WHAT YOU WILL DO — Reproduce every line of the items below verbatim, omitting the pictures.

INFORMATION GIVEN —
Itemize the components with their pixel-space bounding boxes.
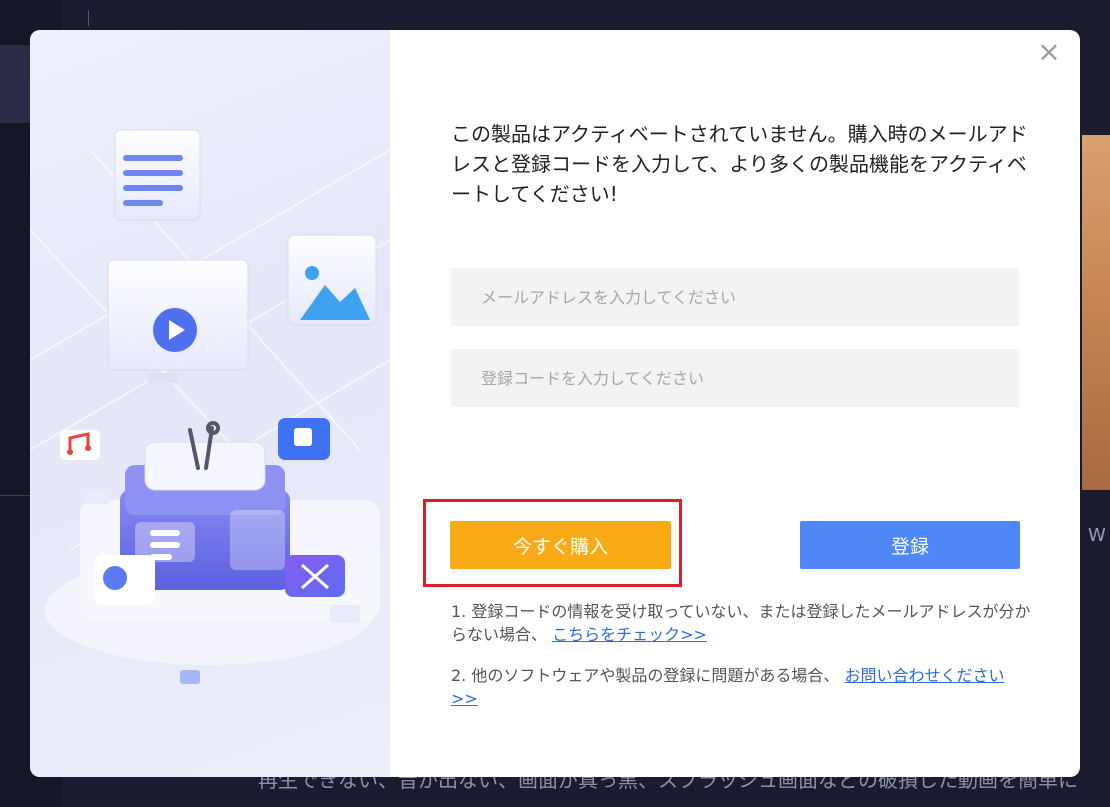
help-note-1-text: 1. 登録コードの情報を受け取っていない、または登録したメールアドレスが分からな… bbox=[451, 602, 1031, 644]
help-note-2: 2. 他のソフトウェアや製品の登録に問題がある場合、 お問い合わせください>> bbox=[451, 664, 1031, 710]
close-icon[interactable]: × bbox=[1035, 38, 1063, 66]
activation-message: この製品はアクティベートされていません。購入時のメールアドレスと登録コードを入力… bbox=[451, 122, 1028, 206]
check-here-link[interactable]: こちらをチェック>> bbox=[552, 625, 707, 644]
email-input[interactable] bbox=[451, 268, 1019, 326]
document-icon bbox=[114, 129, 201, 221]
background-label: W bbox=[1088, 525, 1106, 546]
toolbar-divider bbox=[88, 10, 89, 26]
box-icon bbox=[278, 418, 330, 460]
activation-dialog: × この製品はアクティベートされていません。購入時のメールアドレスと登録コードを… bbox=[30, 30, 1080, 777]
video-thumbnail bbox=[1082, 135, 1110, 490]
help-note-2-text: 2. 他のソフトウェアや製品の登録に問題がある場合、 bbox=[451, 666, 840, 685]
help-note-1: 1. 登録コードの情報を受け取っていない、または登録したメールアドレスが分からな… bbox=[451, 600, 1031, 646]
buy-now-button[interactable]: 今すぐ購入 bbox=[450, 521, 671, 569]
register-button[interactable]: 登録 bbox=[800, 521, 1020, 569]
activation-illustration bbox=[30, 30, 390, 777]
music-icon bbox=[60, 430, 100, 460]
registration-code-input[interactable] bbox=[451, 349, 1019, 407]
sidebar-separator bbox=[0, 495, 30, 496]
settings-tile-icon bbox=[285, 555, 345, 597]
play-icon bbox=[107, 259, 249, 383]
image-icon bbox=[287, 234, 377, 326]
badge-icon bbox=[95, 555, 155, 605]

WRITTEN RESPONSE —
Itemize the components with their pixel-space bounding boxes.
help-note-1-text: 1. 登録コードの情報を受け取っていない、または登録したメールアドレスが分からな… bbox=[451, 602, 1031, 644]
help-note-2: 2. 他のソフトウェアや製品の登録に問題がある場合、 お問い合わせください>> bbox=[451, 664, 1031, 710]
close-icon[interactable]: × bbox=[1035, 38, 1063, 66]
activation-message: この製品はアクティベートされていません。購入時のメールアドレスと登録コードを入力… bbox=[451, 122, 1028, 206]
check-here-link[interactable]: こちらをチェック>> bbox=[552, 625, 707, 644]
email-input[interactable] bbox=[451, 268, 1019, 326]
document-icon bbox=[114, 129, 201, 221]
background-label: W bbox=[1088, 525, 1106, 546]
toolbar-divider bbox=[88, 10, 89, 26]
box-icon bbox=[278, 418, 330, 460]
activation-dialog: × この製品はアクティベートされていません。購入時のメールアドレスと登録コードを… bbox=[30, 30, 1080, 777]
video-thumbnail bbox=[1082, 135, 1110, 490]
help-note-2-text: 2. 他のソフトウェアや製品の登録に問題がある場合、 bbox=[451, 666, 840, 685]
help-note-1: 1. 登録コードの情報を受け取っていない、または登録したメールアドレスが分からな… bbox=[451, 600, 1031, 646]
buy-now-button[interactable]: 今すぐ購入 bbox=[450, 521, 671, 569]
register-button[interactable]: 登録 bbox=[800, 521, 1020, 569]
activation-illustration bbox=[30, 30, 390, 777]
music-icon bbox=[60, 430, 100, 460]
registration-code-input[interactable] bbox=[451, 349, 1019, 407]
sidebar-separator bbox=[0, 495, 30, 496]
settings-tile-icon bbox=[285, 555, 345, 597]
play-icon bbox=[107, 259, 249, 383]
image-icon bbox=[287, 234, 377, 326]
badge-icon bbox=[95, 555, 155, 605]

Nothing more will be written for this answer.